Your objective
Retype all of the data. Every line must match exactly.

Dataset items
---*---
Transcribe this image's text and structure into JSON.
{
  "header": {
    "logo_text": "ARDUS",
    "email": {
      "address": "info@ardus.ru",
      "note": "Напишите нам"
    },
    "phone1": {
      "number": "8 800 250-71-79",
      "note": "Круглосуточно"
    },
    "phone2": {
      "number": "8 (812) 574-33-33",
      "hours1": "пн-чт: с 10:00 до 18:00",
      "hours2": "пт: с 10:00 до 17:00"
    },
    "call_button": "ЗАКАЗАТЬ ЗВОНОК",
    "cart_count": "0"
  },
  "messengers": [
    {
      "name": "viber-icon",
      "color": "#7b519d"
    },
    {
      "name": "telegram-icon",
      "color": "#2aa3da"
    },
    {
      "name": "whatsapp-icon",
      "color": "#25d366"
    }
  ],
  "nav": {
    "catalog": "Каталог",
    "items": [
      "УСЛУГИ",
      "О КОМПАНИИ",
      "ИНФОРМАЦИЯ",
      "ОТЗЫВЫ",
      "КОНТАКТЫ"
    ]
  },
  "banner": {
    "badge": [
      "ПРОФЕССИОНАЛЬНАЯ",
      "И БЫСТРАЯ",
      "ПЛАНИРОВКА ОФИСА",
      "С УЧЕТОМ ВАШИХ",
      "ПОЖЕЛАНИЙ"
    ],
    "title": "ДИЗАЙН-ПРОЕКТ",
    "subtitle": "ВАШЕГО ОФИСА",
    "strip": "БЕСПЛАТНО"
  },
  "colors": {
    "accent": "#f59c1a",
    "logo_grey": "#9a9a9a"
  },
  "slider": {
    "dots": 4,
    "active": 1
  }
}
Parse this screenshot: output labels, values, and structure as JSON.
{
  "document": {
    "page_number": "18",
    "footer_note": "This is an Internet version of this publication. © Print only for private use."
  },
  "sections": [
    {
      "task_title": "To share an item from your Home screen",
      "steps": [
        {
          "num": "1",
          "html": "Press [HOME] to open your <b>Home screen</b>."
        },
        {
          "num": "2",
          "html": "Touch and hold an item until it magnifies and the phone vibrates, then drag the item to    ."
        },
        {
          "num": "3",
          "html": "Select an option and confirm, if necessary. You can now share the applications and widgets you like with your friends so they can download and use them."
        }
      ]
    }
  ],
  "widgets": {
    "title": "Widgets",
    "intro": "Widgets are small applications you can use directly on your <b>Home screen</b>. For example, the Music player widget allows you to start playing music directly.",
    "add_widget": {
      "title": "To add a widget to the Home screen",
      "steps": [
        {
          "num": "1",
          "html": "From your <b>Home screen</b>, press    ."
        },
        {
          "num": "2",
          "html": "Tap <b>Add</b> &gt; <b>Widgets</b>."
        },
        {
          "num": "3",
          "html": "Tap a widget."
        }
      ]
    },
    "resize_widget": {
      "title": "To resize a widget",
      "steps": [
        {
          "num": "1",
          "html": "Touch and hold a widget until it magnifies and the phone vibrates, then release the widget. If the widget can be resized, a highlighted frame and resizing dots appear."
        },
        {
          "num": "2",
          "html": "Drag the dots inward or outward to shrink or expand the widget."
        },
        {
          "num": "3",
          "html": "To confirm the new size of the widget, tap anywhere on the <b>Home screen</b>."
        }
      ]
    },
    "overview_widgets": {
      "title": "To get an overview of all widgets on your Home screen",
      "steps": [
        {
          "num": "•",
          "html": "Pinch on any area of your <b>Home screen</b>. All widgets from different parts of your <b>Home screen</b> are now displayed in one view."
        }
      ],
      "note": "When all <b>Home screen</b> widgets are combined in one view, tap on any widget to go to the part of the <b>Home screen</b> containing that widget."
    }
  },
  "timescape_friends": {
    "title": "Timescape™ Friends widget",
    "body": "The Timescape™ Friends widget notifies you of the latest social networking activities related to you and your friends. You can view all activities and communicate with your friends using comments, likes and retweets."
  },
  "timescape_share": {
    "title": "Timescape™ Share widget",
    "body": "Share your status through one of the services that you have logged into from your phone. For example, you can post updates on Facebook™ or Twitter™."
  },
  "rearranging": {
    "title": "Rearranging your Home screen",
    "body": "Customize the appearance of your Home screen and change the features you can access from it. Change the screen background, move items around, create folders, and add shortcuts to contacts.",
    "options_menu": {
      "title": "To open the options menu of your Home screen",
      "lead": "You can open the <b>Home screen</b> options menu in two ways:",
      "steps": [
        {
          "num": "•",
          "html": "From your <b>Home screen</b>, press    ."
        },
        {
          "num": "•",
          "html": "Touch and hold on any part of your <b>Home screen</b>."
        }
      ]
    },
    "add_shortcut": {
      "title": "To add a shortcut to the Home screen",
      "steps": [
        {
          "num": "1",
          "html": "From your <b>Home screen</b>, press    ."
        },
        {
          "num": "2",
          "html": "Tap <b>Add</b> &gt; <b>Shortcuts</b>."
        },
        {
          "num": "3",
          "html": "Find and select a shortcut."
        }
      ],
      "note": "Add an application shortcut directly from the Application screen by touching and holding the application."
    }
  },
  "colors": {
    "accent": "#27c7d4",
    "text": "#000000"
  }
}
---*---
Written answer
Transcribe this image's text and structure into JSON.
{
  "header": {
    "logo_text": "ARDUS",
    "email": {
      "address": "info@ardus.ru",
      "note": "Напишите нам"
    },
    "phone1": {
      "number": "8 800 250-71-79",
      "note": "Круглосуточно"
    },
    "phone2": {
      "number": "8 (812) 574-33-33",
      "hours1": "пн-чт: с 10:00 до 18:00",
      "hours2": "пт: с 10:00 до 17:00"
    },
    "call_button": "ЗАКАЗАТЬ ЗВОНОК",
    "cart_count": "0"
  },
  "messengers": [
    {
      "name": "viber-icon",
      "color": "#7b519d"
    },
    {
      "name": "telegram-icon",
      "color": "#2aa3da"
    },
    {
      "name": "whatsapp-icon",
      "color": "#25d366"
    }
  ],
  "nav": {
    "catalog": "Каталог",
    "items": [
      "УСЛУГИ",
      "О КОМПАНИИ",
      "ИНФОРМАЦИЯ",
      "ОТЗЫВЫ",
      "КОНТАКТЫ"
    ]
  },
  "banner": {
    "badge": [
      "ПРОФЕССИОНАЛЬНАЯ",
      "И БЫСТРАЯ",
      "ПЛАНИРОВКА ОФИСА",
      "С УЧЕТОМ ВАШИХ",
      "ПОЖЕЛАНИЙ"
    ],
    "title": "ДИЗАЙН-ПРОЕКТ",
    "subtitle": "ВАШЕГО ОФИСА",
    "strip": "БЕСПЛАТНО"
  },
  "colors": {
    "accent": "#f59c1a",
    "logo_grey": "#9a9a9a"
  },
  "slider": {
    "dots": 4,
    "active": 1
  }
}
Parse this screenshot: output labels, values, and structure as JSON.
{
  "document": {
    "page_number": "18",
    "footer_note": "This is an Internet version of this publication. © Print only for private use."
  },
  "sections": [
    {
      "task_title": "To share an item from your Home screen",
      "steps": [
        {
          "num": "1",
          "html": "Press [HOME] to open your <b>Home screen</b>."
        },
        {
          "num": "2",
          "html": "Touch and hold an item until it magnifies and the phone vibrates, then drag the item to    ."
        },
        {
          "num": "3",
          "html": "Select an option and confirm, if necessary. You can now share the applications and widgets you like with your friends so they can download and use them."
        }
      ]
    }
  ],
  "widgets": {
    "title": "Widgets",
    "intro": "Widgets are small applications you can use directly on your <b>Home screen</b>. For example, the Music player widget allows you to start playing music directly.",
    "add_widget": {
      "title": "To add a widget to the Home screen",
      "steps": [
        {
          "num": "1",
          "html": "From your <b>Home screen</b>, press    ."
        },
        {
          "num": "2",
          "html": "Tap <b>Add</b> &gt; <b>Widgets</b>."
        },
        {
          "num": "3",
          "html": "Tap a widget."
        }
      ]
    },
    "resize_widget": {
      "title": "To resize a widget",
      "steps": [
        {
          "num": "1",
          "html": "Touch and hold a widget until it magnifies and the phone vibrates, then release the widget. If the widget can be resized, a highlighted frame and resizing dots appear."
        },
        {
          "num": "2",
          "html": "Drag the dots inward or outward to shrink or expand the widget."
        },
        {
          "num": "3",
          "html": "To confirm the new size of the widget, tap anywhere on the <b>Home screen</b>."
        }
      ]
    },
    "overview_widgets": {
      "title": "To get an overview of all widgets on your Home screen",
      "steps": [
        {
          "num": "•",
          "html": "Pinch on any area of your <b>Home screen</b>. All widgets from different parts of your <b>Home screen</b> are now displayed in one view."
        }
      ],
      "note": "When all <b>Home screen</b> widgets are combined in one view, tap on any widget to go to the part of the <b>Home screen</b> containing that widget."
    }
  },
  "timescape_friends": {
    "title": "Timescape™ Friends widget",
    "body": "The Timescape™ Friends widget notifies you of the latest social networking activities related to you and your friends. You can view all activities and communicate with your friends using comments, likes and retweets."
  },
  "timescape_share": {
    "title": "Timescape™ Share widget",
    "body": "Share your status through one of the services that you have logged into from your phone. For example, you can post updates on Facebook™ or Twitter™."
  },
  "rearranging": {
    "title": "Rearranging your Home screen",
    "body": "Customize the appearance of your Home screen and change the features you can access from it. Change the screen background, move items around, create folders, and add shortcuts to contacts.",
    "options_menu": {
      "title": "To open the options menu of your Home screen",
      "lead": "You can open the <b>Home screen</b> options menu in two ways:",
      "steps": [
        {
          "num": "•",
          "html": "From your <b>Home screen</b>, press    ."
        },
        {
          "num": "•",
          "html": "Touch and hold on any part of your <b>Home screen</b>."
        }
      ]
    },
    "add_shortcut": {
      "title": "To add a shortcut to the Home screen",
      "steps": [
        {
          "num": "1",
          "html": "From your <b>Home screen</b>, press    ."
        },
        {
          "num": "2",
          "html": "Tap <b>Add</b> &gt; <b>Shortcuts</b>."
        },
        {
          "num": "3",
          "html": "Find and select a shortcut."
        }
      ],
      "note": "Add an application shortcut directly from the Application screen by touching and holding the application."
    }
  },
  "colors": {
    "accent": "#27c7d4",
    "text": "#000000"
  }
}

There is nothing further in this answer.